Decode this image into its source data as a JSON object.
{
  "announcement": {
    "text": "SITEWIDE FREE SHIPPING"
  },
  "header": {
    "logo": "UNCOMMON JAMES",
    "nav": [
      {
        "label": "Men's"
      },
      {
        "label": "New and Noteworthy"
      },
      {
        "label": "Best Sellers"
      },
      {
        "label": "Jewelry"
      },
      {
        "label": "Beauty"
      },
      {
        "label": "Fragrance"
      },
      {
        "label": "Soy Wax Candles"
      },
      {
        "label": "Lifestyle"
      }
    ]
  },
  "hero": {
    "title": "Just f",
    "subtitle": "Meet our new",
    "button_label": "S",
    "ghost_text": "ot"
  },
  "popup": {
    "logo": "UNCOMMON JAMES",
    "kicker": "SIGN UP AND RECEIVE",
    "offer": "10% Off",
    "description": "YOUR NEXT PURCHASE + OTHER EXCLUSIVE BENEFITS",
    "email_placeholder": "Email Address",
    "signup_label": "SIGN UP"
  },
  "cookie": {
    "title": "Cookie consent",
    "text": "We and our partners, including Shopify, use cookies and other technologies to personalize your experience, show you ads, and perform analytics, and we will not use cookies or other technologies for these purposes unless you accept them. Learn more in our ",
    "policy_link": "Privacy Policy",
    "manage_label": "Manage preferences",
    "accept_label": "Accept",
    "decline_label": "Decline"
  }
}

==

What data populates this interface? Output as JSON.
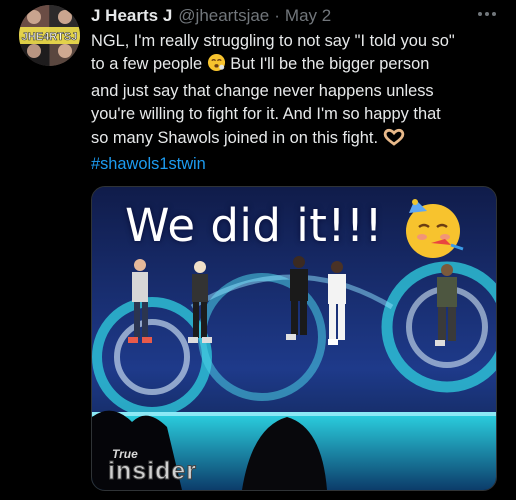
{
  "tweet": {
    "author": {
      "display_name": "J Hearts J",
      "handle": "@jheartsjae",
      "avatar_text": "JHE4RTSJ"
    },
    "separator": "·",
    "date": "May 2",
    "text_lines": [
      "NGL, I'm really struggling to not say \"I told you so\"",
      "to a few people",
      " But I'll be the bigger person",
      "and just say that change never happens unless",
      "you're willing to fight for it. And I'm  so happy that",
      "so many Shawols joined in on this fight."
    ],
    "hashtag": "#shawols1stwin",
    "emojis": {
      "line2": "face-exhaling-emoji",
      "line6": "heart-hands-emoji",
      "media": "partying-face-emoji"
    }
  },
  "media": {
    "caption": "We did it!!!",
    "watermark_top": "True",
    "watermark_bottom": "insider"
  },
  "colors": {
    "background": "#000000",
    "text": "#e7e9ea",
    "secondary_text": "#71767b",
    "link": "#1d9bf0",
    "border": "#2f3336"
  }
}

__To be done__
Give the number of lines containing the word "unless". No other answer is needed.

__Answer to the exercise__
2